#### SUPPLIED MATERIAL
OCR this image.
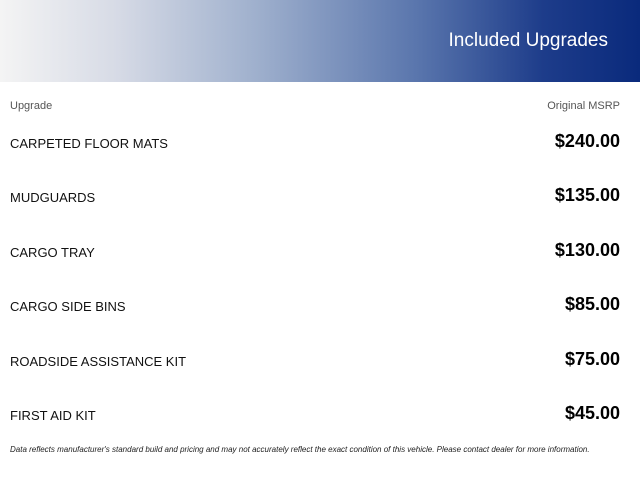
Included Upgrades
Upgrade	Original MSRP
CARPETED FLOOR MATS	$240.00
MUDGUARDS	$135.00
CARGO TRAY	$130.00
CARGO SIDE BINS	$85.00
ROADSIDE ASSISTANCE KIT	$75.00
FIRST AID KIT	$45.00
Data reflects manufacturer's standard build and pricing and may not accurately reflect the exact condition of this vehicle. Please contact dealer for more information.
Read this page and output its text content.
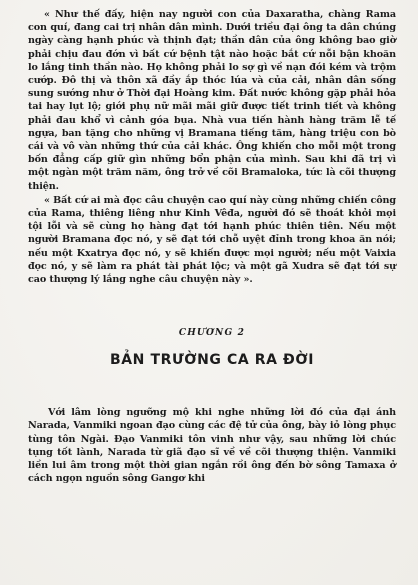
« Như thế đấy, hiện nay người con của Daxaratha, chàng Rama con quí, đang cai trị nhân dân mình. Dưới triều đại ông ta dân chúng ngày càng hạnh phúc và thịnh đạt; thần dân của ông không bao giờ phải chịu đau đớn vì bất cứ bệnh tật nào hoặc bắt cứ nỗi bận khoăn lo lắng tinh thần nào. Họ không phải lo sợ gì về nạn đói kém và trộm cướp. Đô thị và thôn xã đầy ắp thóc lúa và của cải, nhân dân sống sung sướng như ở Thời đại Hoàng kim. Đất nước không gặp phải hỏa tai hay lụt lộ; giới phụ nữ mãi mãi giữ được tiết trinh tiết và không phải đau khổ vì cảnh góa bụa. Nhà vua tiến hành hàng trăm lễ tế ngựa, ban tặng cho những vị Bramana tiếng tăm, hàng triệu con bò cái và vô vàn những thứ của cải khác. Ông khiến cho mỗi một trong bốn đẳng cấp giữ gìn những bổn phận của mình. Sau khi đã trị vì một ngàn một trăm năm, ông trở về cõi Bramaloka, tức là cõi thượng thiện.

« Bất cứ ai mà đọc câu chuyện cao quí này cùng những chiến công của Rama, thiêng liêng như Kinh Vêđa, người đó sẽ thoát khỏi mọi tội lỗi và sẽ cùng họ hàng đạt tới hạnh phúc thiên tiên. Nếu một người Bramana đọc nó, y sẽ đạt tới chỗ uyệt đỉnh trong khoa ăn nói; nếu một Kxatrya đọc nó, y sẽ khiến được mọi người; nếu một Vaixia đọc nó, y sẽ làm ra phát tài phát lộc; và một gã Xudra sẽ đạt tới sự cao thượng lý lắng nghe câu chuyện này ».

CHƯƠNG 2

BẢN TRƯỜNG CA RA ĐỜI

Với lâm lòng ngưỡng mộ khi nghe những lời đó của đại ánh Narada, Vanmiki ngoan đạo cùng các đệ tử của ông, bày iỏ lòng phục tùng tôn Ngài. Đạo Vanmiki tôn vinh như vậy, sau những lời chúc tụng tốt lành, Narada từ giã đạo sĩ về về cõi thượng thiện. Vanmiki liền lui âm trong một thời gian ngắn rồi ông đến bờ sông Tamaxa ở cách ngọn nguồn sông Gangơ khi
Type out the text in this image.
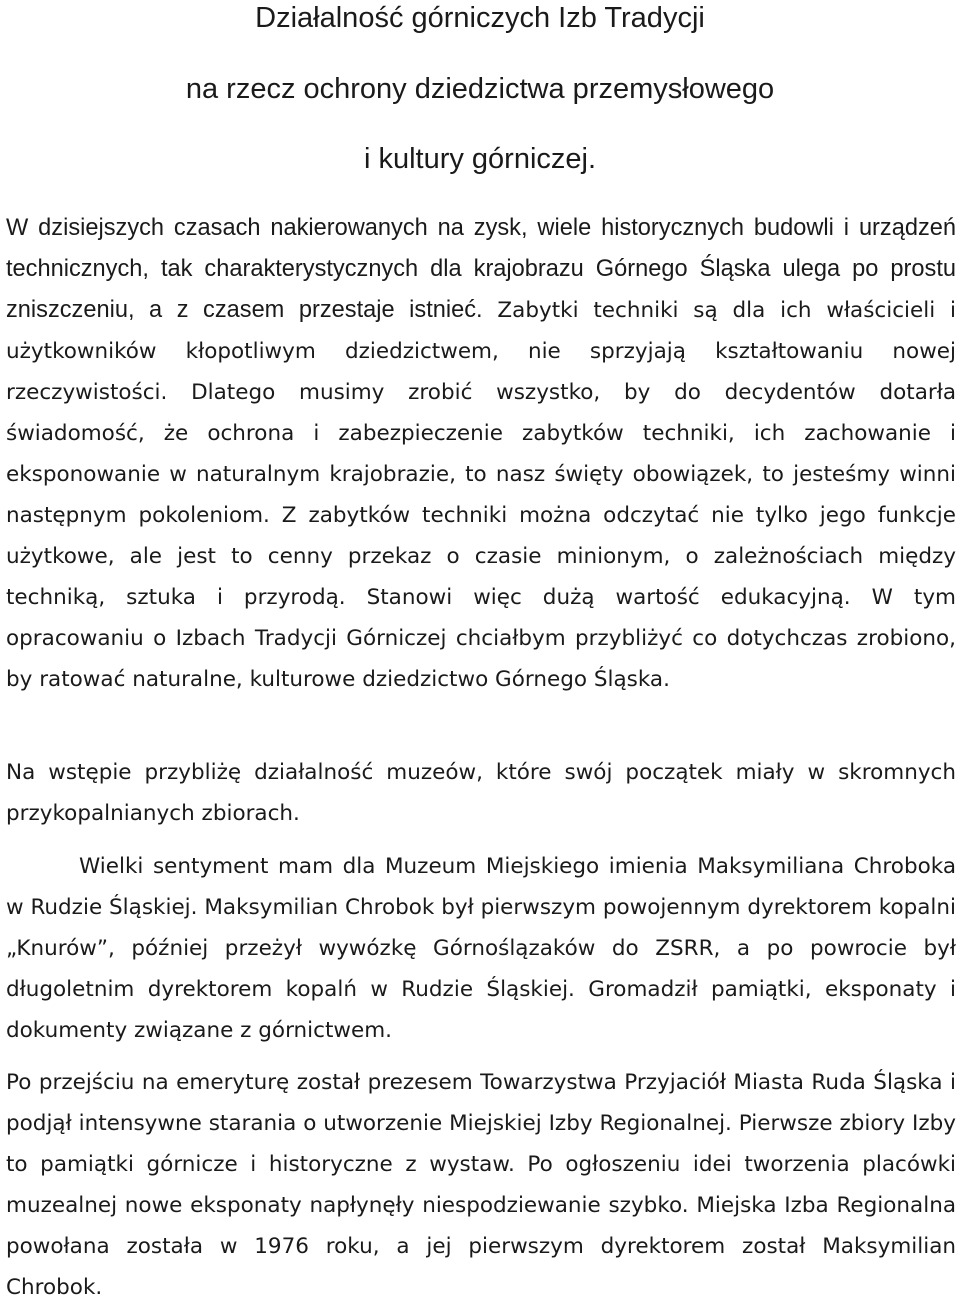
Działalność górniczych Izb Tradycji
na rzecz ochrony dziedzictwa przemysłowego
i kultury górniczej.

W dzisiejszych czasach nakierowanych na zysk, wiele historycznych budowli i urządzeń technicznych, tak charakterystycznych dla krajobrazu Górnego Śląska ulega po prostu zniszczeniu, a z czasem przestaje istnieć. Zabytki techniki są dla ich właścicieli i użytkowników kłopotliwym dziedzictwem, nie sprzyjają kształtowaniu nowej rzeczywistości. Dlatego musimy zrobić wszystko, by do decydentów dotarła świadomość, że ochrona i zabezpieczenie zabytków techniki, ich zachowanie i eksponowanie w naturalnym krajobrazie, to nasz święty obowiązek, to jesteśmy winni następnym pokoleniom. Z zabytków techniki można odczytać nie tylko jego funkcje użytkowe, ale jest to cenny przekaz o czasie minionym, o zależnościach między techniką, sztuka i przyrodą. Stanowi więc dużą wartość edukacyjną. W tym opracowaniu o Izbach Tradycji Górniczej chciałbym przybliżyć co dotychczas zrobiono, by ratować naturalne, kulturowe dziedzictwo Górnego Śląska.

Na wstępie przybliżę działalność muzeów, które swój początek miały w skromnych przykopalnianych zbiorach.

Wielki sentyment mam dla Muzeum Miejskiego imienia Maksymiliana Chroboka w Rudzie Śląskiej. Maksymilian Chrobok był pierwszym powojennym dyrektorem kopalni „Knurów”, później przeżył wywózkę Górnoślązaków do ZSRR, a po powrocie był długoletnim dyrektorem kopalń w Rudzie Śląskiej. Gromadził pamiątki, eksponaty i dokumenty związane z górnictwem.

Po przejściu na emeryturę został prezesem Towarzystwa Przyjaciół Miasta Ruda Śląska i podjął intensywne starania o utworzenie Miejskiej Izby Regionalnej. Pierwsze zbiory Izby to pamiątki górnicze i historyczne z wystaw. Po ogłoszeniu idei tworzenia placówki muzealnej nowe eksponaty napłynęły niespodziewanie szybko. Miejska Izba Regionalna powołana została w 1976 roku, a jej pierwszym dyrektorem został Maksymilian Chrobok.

--

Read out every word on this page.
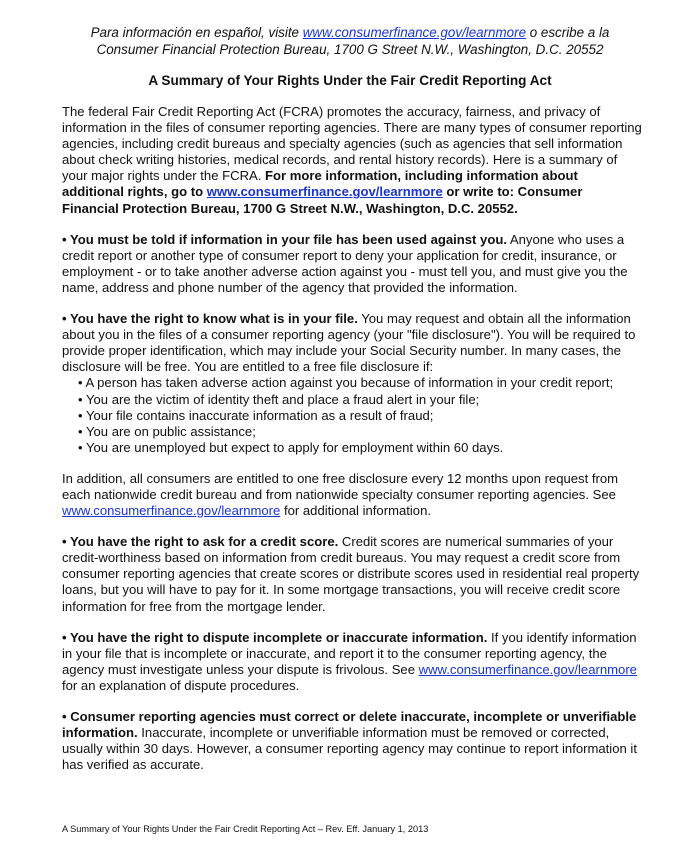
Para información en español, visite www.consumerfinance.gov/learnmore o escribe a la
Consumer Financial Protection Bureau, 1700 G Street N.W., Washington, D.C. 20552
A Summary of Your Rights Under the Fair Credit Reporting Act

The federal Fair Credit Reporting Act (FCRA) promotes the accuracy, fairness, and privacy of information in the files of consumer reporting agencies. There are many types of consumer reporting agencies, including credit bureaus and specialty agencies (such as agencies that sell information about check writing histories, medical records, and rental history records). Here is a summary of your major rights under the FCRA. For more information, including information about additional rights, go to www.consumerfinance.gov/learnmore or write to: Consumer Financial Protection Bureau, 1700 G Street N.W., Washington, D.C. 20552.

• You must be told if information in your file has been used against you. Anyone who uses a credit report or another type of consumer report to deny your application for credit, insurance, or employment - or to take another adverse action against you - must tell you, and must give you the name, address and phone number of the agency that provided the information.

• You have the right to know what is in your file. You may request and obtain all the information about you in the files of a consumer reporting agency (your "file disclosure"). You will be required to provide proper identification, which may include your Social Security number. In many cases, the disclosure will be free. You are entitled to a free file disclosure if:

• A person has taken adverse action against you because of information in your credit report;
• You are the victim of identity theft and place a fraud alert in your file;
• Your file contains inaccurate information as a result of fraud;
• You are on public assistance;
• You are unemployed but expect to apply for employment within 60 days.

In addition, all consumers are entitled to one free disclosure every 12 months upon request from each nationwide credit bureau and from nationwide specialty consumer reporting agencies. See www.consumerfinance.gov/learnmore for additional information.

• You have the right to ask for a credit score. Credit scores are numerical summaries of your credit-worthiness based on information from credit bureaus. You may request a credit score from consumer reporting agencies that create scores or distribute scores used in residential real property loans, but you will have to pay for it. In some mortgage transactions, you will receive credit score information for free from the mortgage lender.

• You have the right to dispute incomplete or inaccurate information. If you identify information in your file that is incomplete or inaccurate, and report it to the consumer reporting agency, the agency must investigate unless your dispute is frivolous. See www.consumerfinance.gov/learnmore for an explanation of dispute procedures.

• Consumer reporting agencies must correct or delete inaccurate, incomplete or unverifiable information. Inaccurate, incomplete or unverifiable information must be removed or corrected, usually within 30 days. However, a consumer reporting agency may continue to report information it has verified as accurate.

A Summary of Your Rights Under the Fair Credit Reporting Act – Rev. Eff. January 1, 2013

...

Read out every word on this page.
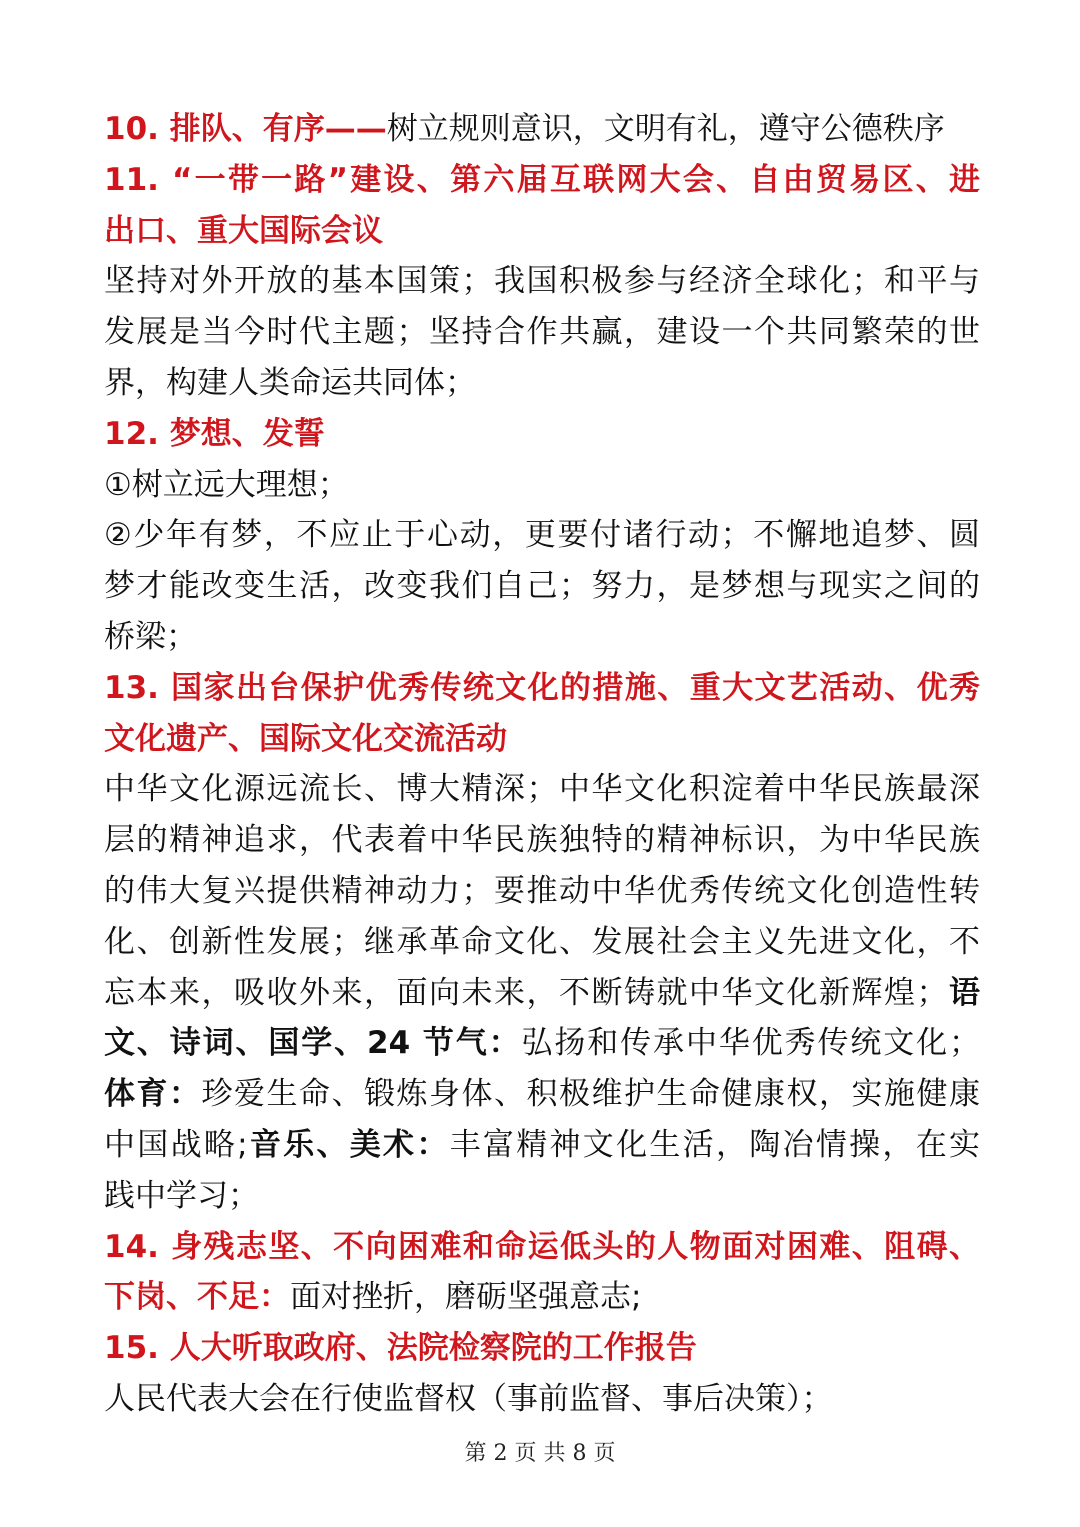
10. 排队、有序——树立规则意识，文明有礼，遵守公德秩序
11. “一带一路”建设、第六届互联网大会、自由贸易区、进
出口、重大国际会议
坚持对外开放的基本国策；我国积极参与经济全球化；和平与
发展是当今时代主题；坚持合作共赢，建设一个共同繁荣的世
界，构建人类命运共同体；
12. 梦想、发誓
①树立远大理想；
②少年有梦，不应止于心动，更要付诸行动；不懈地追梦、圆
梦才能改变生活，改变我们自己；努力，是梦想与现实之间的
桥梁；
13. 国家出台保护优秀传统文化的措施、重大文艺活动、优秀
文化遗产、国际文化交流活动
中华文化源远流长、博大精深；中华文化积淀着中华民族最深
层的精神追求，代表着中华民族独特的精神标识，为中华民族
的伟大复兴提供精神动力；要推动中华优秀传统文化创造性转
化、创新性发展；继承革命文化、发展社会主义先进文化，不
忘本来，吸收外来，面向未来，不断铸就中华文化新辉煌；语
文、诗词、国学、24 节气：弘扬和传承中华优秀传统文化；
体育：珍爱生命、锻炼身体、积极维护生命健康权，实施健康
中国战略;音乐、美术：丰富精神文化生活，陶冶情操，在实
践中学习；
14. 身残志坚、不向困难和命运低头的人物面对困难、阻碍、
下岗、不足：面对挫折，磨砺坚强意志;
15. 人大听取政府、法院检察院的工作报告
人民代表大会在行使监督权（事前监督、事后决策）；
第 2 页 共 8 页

#### DIRECTIVE
Report all lines of the data above that include the string "Street".

#### SOLUTION TO THIS EXERCISE
Consumer Financial Protection Bureau, 1700 G Street N.W., Washington, D.C. 20552
The federal Fair Credit Reporting Act (FCRA) promotes the accuracy, fairness, and privacy of information in the files of consumer reporting agencies. There are many types of consumer reporting agencies, including credit bureaus and specialty agencies (such as agencies that sell information about check writing histories, medical records, and rental history records). Here is a summary of your major rights under the FCRA. For more information, including information about additional rights, go to www.consumerfinance.gov/learnmore or write to: Consumer Financial Protection Bureau, 1700 G Street N.W., Washington, D.C. 20552.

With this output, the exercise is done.